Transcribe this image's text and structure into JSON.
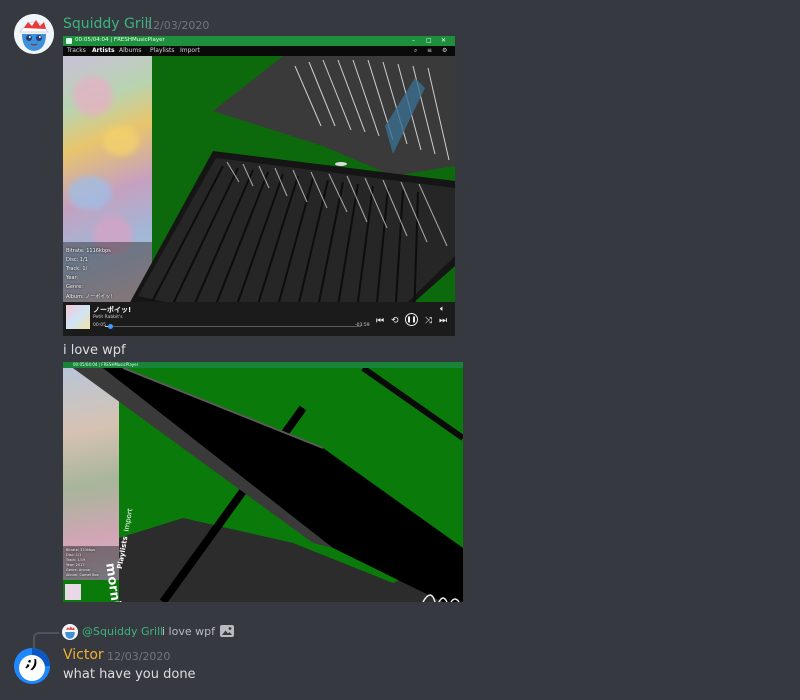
{
  "messages": [
    {
      "author": "Squiddy Grill",
      "timestamp": "12/03/2020",
      "author_color": "#3bb580",
      "avatar_icon": "squid-girl-avatar",
      "attachment_1": {
        "window_title": "00:05/04:04 | FRESHMusicPlayer",
        "menu": [
          "Tracks",
          "Artists",
          "Albums",
          "Playlists",
          "Import"
        ],
        "selected_menu": "Artists",
        "metadata_lines": [
          "Bitrate: 1116kbps",
          "Disc: 1/1",
          "Track: 1/",
          "Year:",
          "Genre:",
          "Album: ノーポイッ!"
        ],
        "now_playing_title": "ノーポイッ!",
        "now_playing_artist": "Petit Rabbit's",
        "elapsed": "00:05",
        "remaining": "-03:59",
        "progress": 0.02
      },
      "text": "i love wpf",
      "attachment_2": {
        "window_title": "00:05/04:04 | FRESHMusicPlayer",
        "overlay_text": [
          "Playlists",
          "Import",
          "morning"
        ],
        "metadata_lines": [
          "Bitrate: 320kbps",
          "Disc: 1/1",
          "Track: 1/19",
          "Year: 2017",
          "Genre: Anime",
          "Album: Comet Box"
        ]
      }
    },
    {
      "reply_to_author": "@Squiddy Grill",
      "reply_to_text": "i love wpf",
      "author": "Victor",
      "author_color": "#f0b132",
      "timestamp": "12/03/2020",
      "avatar_text": ";)",
      "text": "what have you done"
    }
  ]
}
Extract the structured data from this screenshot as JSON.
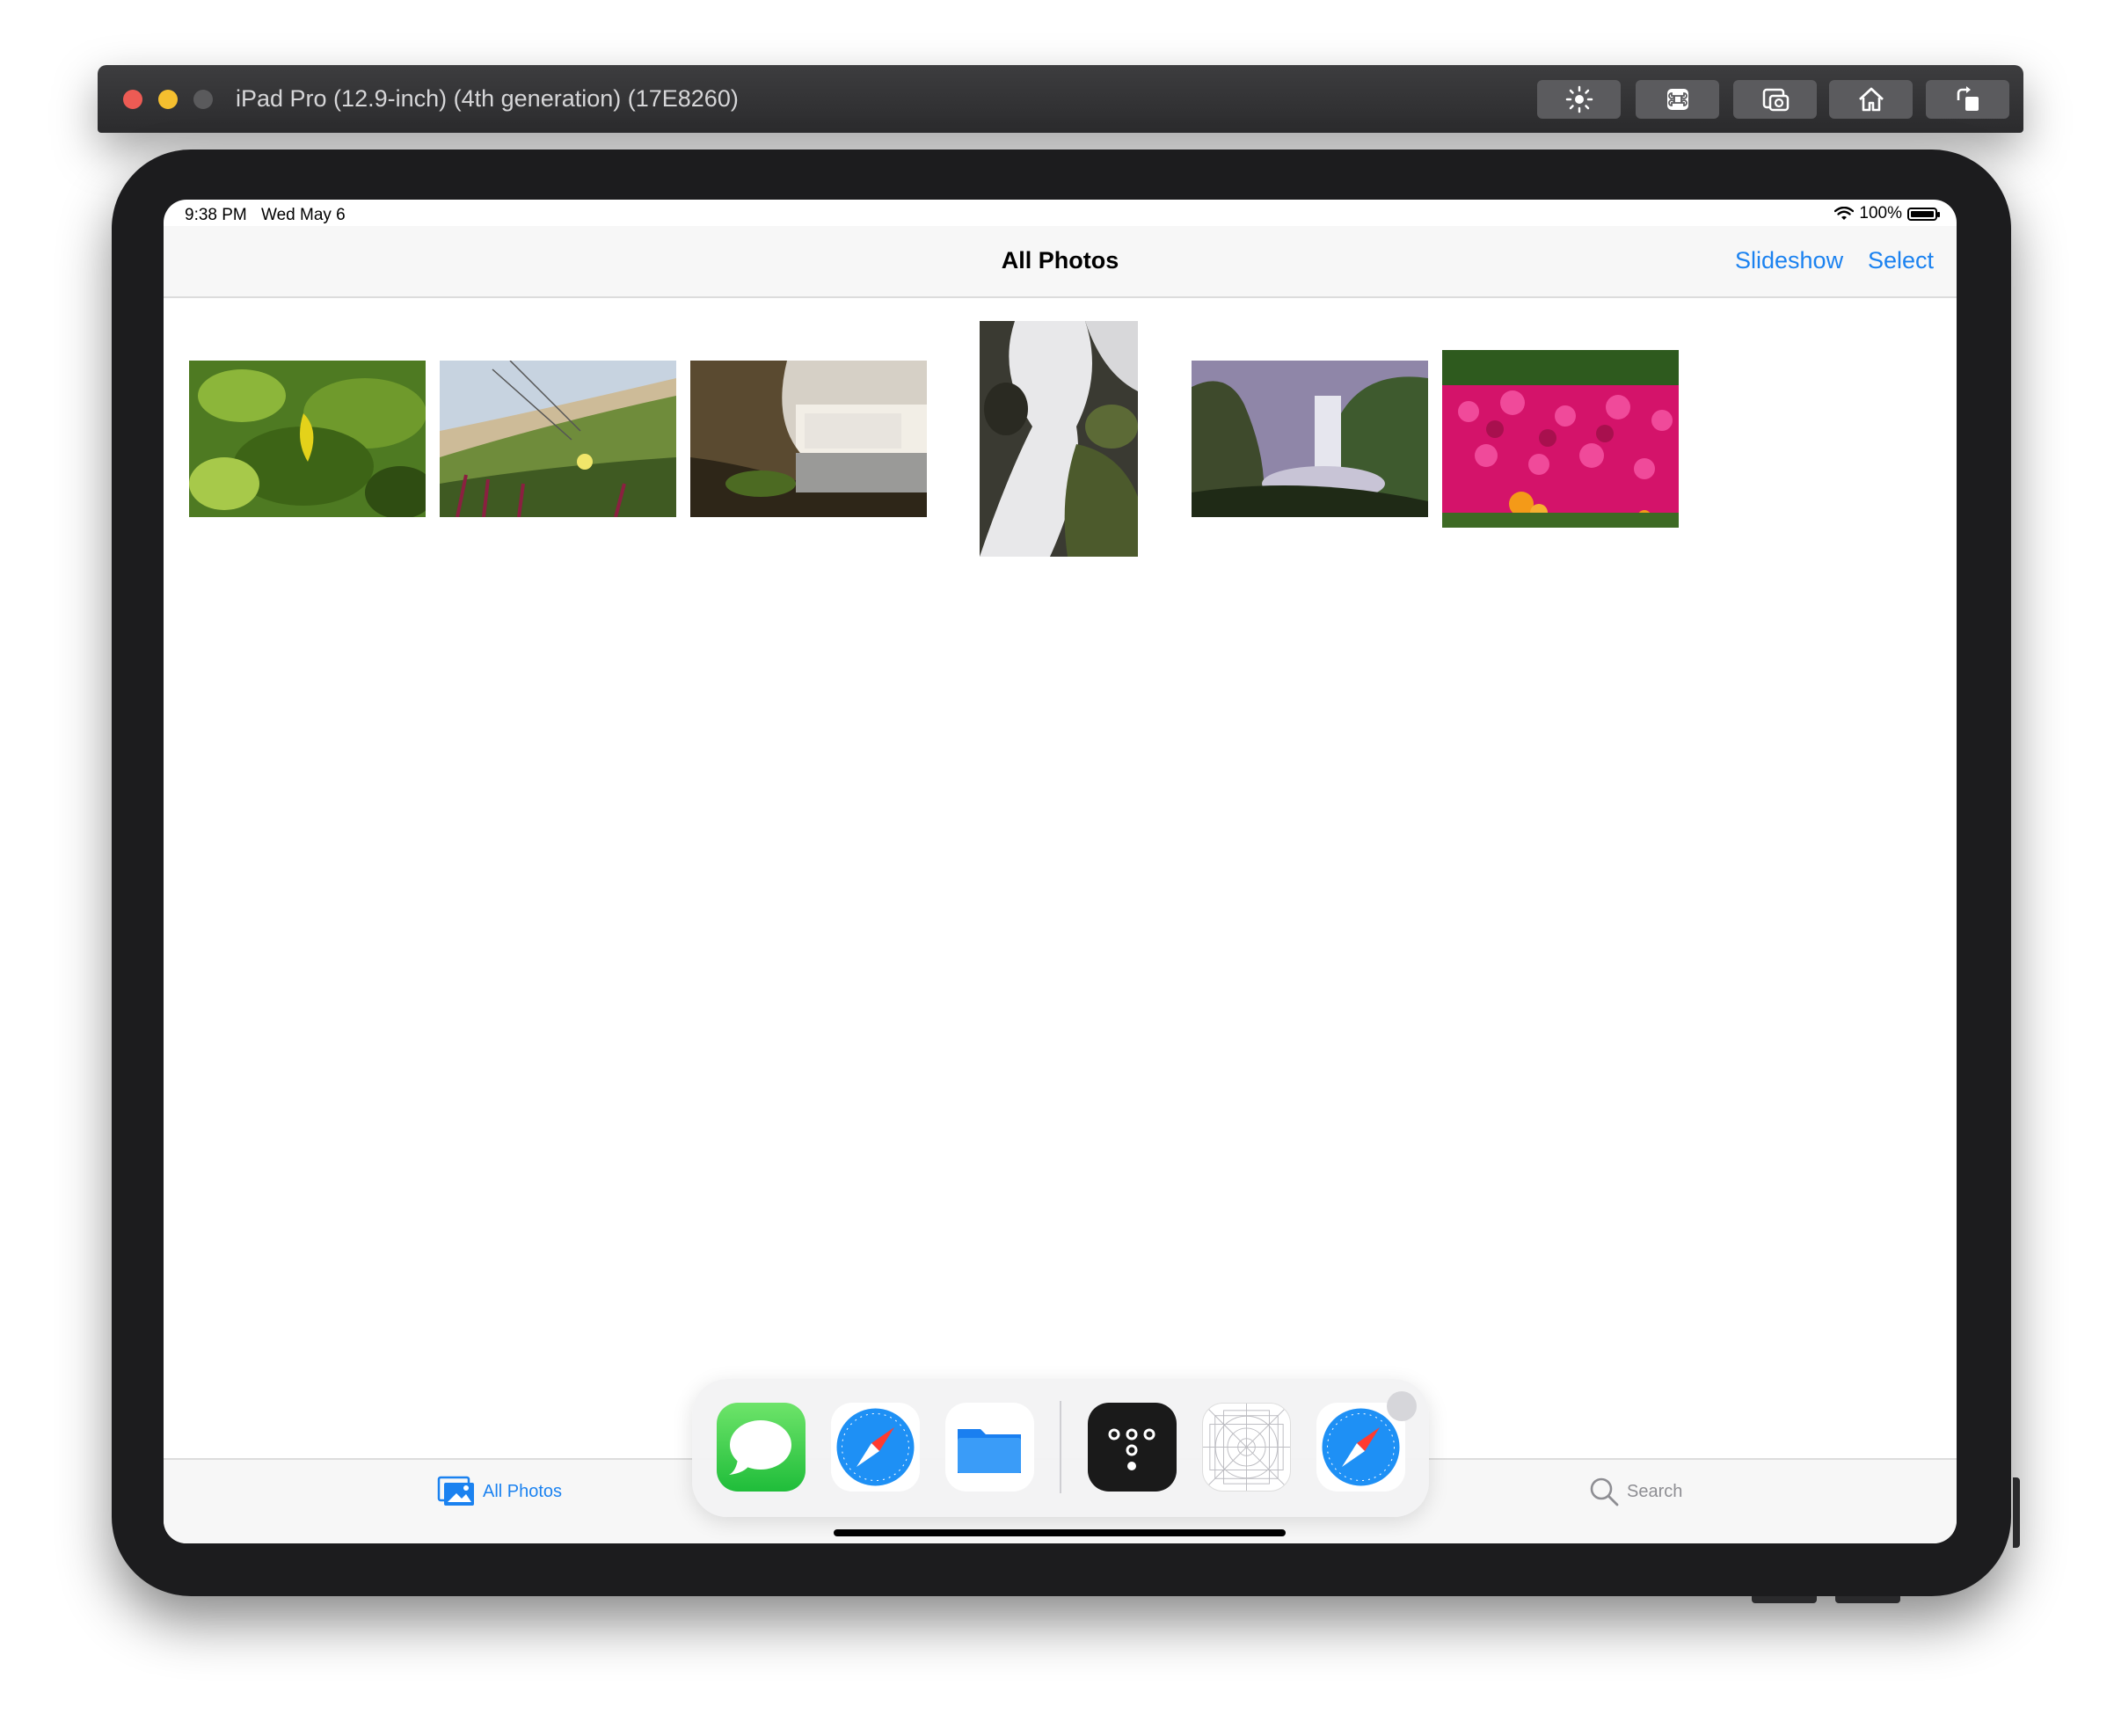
{
  "simulator": {
    "title": "iPad Pro (12.9-inch) (4th generation) (17E8260)",
    "toolbar_buttons": [
      "brightness-icon",
      "command-key-icon",
      "screenshot-icon",
      "home-icon",
      "rotate-icon"
    ]
  },
  "status_bar": {
    "time": "9:38 PM",
    "date": "Wed May 6",
    "battery": "100%",
    "battery_level": 1.0
  },
  "nav": {
    "title": "All Photos",
    "slideshow_label": "Slideshow",
    "select_label": "Select"
  },
  "photos": [
    {
      "subject": "green leaves",
      "colors": [
        "#5b8a2a",
        "#a7c94a",
        "#2f4d12"
      ]
    },
    {
      "subject": "dune plants",
      "colors": [
        "#c7d3e0",
        "#6f8c3b",
        "#3f5a22"
      ]
    },
    {
      "subject": "waterfall cliff",
      "colors": [
        "#d6d0c6",
        "#5a4a30",
        "#2e2618"
      ]
    },
    {
      "subject": "long exposure cascade",
      "colors": [
        "#e8e8ea",
        "#4c5a2c",
        "#2a2a22"
      ]
    },
    {
      "subject": "skogafoss valley",
      "colors": [
        "#8f86a8",
        "#3e5a2e",
        "#1f2a16"
      ]
    },
    {
      "subject": "magenta flowers",
      "colors": [
        "#d4136a",
        "#2e5a1e",
        "#f49a18"
      ]
    }
  ],
  "tab_bar": {
    "all_photos_label": "All Photos",
    "search_label": "Search"
  },
  "dock": {
    "apps": [
      "messages-icon",
      "safari-icon",
      "files-icon",
      "app-dots-icon",
      "app-placeholder-icon",
      "safari-recent-icon"
    ]
  },
  "colors": {
    "accent": "#1b82f0",
    "device": "#1c1c1e",
    "nav_background": "#f7f7f7"
  }
}
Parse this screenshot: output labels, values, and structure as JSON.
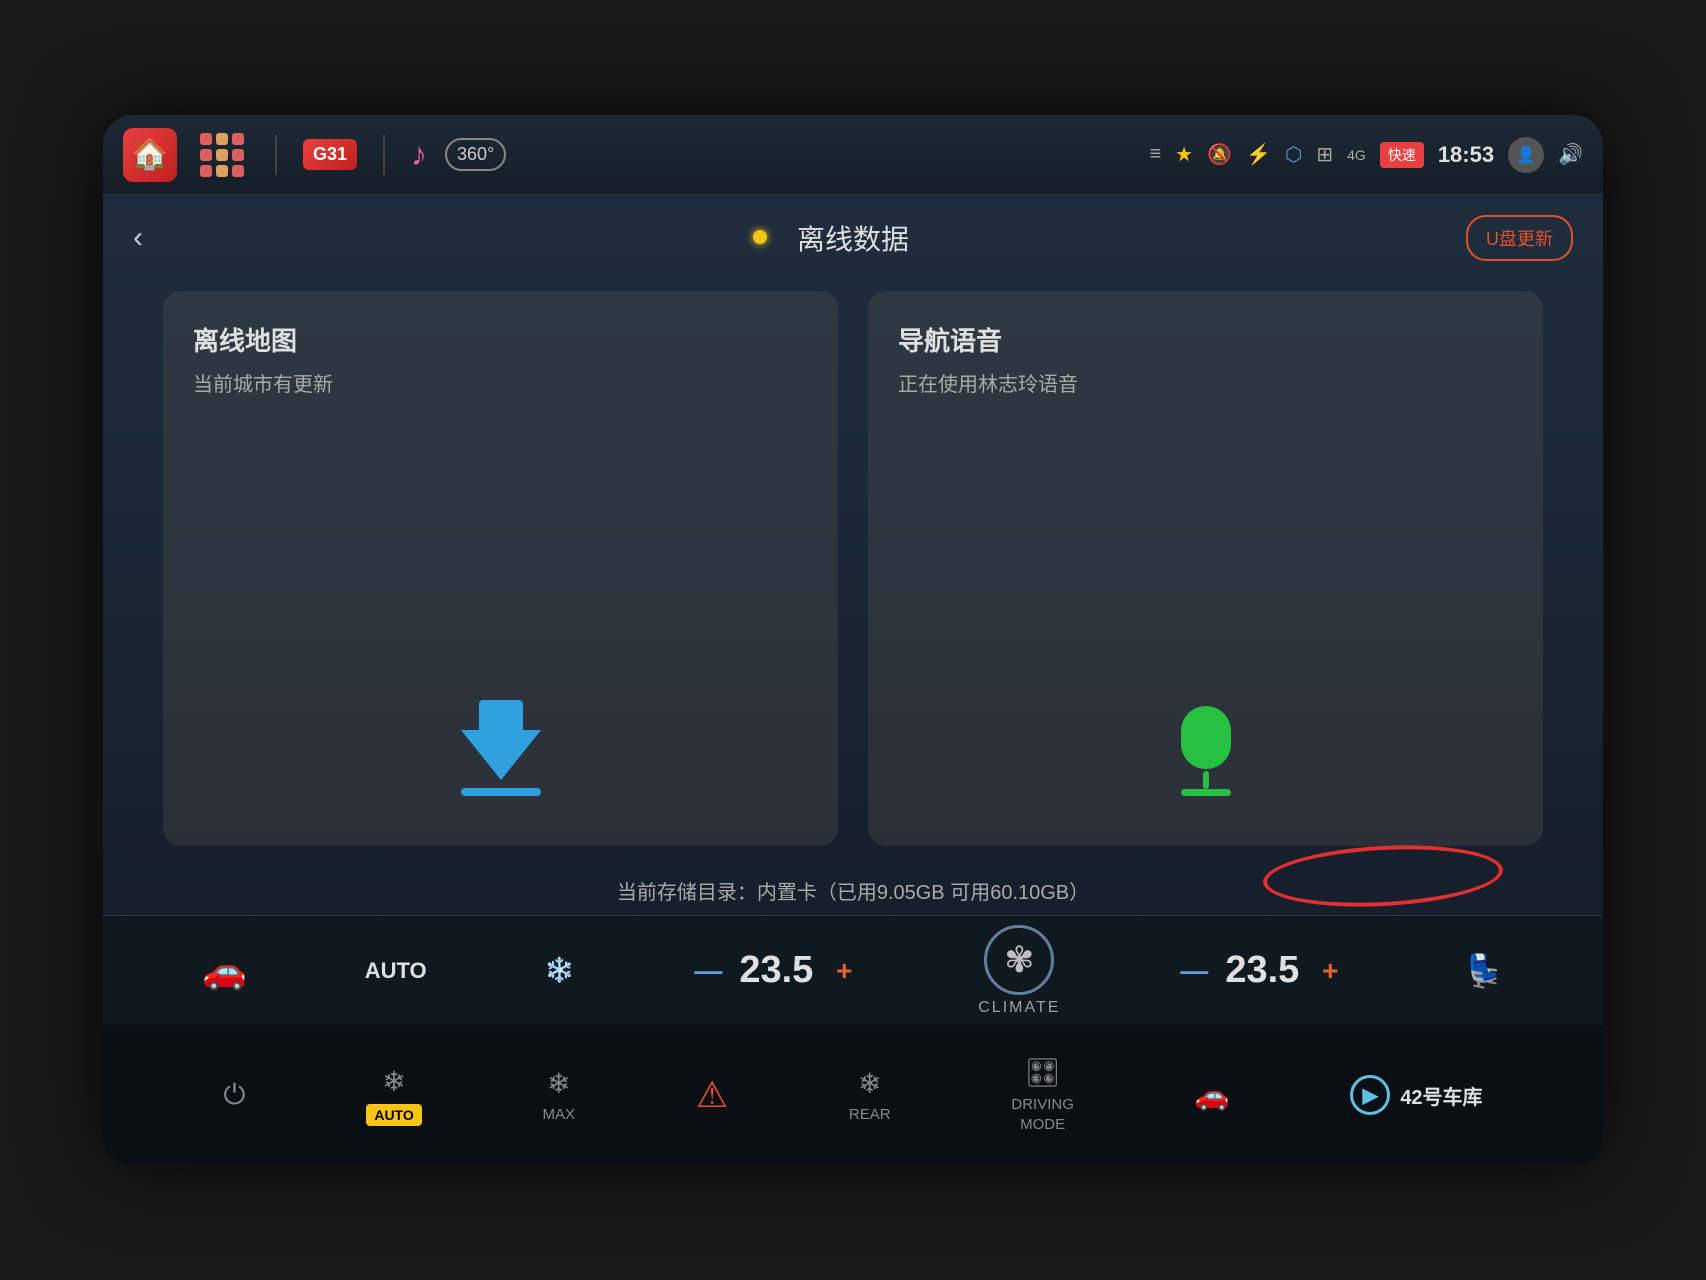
{
  "topbar": {
    "g31_label": "G31",
    "vr_label": "360°",
    "kuaisu_label": "快速",
    "time": "18:53",
    "usb_update_label": "U盘更新"
  },
  "subheader": {
    "title": "离线数据",
    "back_label": "‹"
  },
  "card_map": {
    "title": "离线地图",
    "subtitle": "当前城市有更新"
  },
  "card_voice": {
    "title": "导航语音",
    "subtitle": "正在使用林志玲语音"
  },
  "storage": {
    "text": "当前存储目录：内置卡（已用9.05GB 可用60.10GB）"
  },
  "climate": {
    "auto_label": "AUTO",
    "center_label": "CLIMATE",
    "temp_left": "23.5",
    "temp_right": "23.5",
    "minus_label": "—",
    "plus_label": "+"
  },
  "physbar": {
    "auto_label": "AUTO",
    "max_label": "MAX",
    "rear_label": "REAR",
    "driving_mode_label": "DRIVING\nMODE",
    "brand_label": "42号车库"
  }
}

• **GOAL**
Transcribe every record above exactly as written, leaving out any pictures.

• **RESULT**
Transcribe this image's text and structure into JSON.
{
  "messages": [
    {
      "author": "Squiddy Grill",
      "timestamp": "12/03/2020",
      "author_color": "#3bb580",
      "avatar_icon": "squid-girl-avatar",
      "attachment_1": {
        "window_title": "00:05/04:04 | FRESHMusicPlayer",
        "menu": [
          "Tracks",
          "Artists",
          "Albums",
          "Playlists",
          "Import"
        ],
        "selected_menu": "Artists",
        "metadata_lines": [
          "Bitrate: 1116kbps",
          "Disc: 1/1",
          "Track: 1/",
          "Year:",
          "Genre:",
          "Album: ノーポイッ!"
        ],
        "now_playing_title": "ノーポイッ!",
        "now_playing_artist": "Petit Rabbit's",
        "elapsed": "00:05",
        "remaining": "-03:59",
        "progress": 0.02
      },
      "text": "i love wpf",
      "attachment_2": {
        "window_title": "00:05/04:04 | FRESHMusicPlayer",
        "overlay_text": [
          "Playlists",
          "Import",
          "morning"
        ],
        "metadata_lines": [
          "Bitrate: 320kbps",
          "Disc: 1/1",
          "Track: 1/19",
          "Year: 2017",
          "Genre: Anime",
          "Album: Comet Box"
        ]
      }
    },
    {
      "reply_to_author": "@Squiddy Grill",
      "reply_to_text": "i love wpf",
      "author": "Victor",
      "author_color": "#f0b132",
      "timestamp": "12/03/2020",
      "avatar_text": ";)",
      "text": "what have you done"
    }
  ]
}
Extract the structured data from this screenshot as JSON.
{
  "simulator": {
    "title": "iPad Pro (12.9-inch) (4th generation) (17E8260)",
    "toolbar_buttons": [
      "brightness-icon",
      "command-key-icon",
      "screenshot-icon",
      "home-icon",
      "rotate-icon"
    ]
  },
  "status_bar": {
    "time": "9:38 PM",
    "date": "Wed May 6",
    "battery": "100%",
    "battery_level": 1.0
  },
  "nav": {
    "title": "All Photos",
    "slideshow_label": "Slideshow",
    "select_label": "Select"
  },
  "photos": [
    {
      "subject": "green leaves",
      "colors": [
        "#5b8a2a",
        "#a7c94a",
        "#2f4d12"
      ]
    },
    {
      "subject": "dune plants",
      "colors": [
        "#c7d3e0",
        "#6f8c3b",
        "#3f5a22"
      ]
    },
    {
      "subject": "waterfall cliff",
      "colors": [
        "#d6d0c6",
        "#5a4a30",
        "#2e2618"
      ]
    },
    {
      "subject": "long exposure cascade",
      "colors": [
        "#e8e8ea",
        "#4c5a2c",
        "#2a2a22"
      ]
    },
    {
      "subject": "skogafoss valley",
      "colors": [
        "#8f86a8",
        "#3e5a2e",
        "#1f2a16"
      ]
    },
    {
      "subject": "magenta flowers",
      "colors": [
        "#d4136a",
        "#2e5a1e",
        "#f49a18"
      ]
    }
  ],
  "tab_bar": {
    "all_photos_label": "All Photos",
    "search_label": "Search"
  },
  "dock": {
    "apps": [
      "messages-icon",
      "safari-icon",
      "files-icon",
      "app-dots-icon",
      "app-placeholder-icon",
      "safari-recent-icon"
    ]
  },
  "colors": {
    "accent": "#1b82f0",
    "device": "#1c1c1e",
    "nav_background": "#f7f7f7"
  }
}
Parse this screenshot: output labels, values, and structure as JSON.
{
  "topbar": {
    "g31_label": "G31",
    "vr_label": "360°",
    "kuaisu_label": "快速",
    "time": "18:53",
    "usb_update_label": "U盘更新"
  },
  "subheader": {
    "title": "离线数据",
    "back_label": "‹"
  },
  "card_map": {
    "title": "离线地图",
    "subtitle": "当前城市有更新"
  },
  "card_voice": {
    "title": "导航语音",
    "subtitle": "正在使用林志玲语音"
  },
  "storage": {
    "text": "当前存储目录：内置卡（已用9.05GB 可用60.10GB）"
  },
  "climate": {
    "auto_label": "AUTO",
    "center_label": "CLIMATE",
    "temp_left": "23.5",
    "temp_right": "23.5",
    "minus_label": "—",
    "plus_label": "+"
  },
  "physbar": {
    "auto_label": "AUTO",
    "max_label": "MAX",
    "rear_label": "REAR",
    "driving_mode_label": "DRIVING\nMODE",
    "brand_label": "42号车库"
  }
}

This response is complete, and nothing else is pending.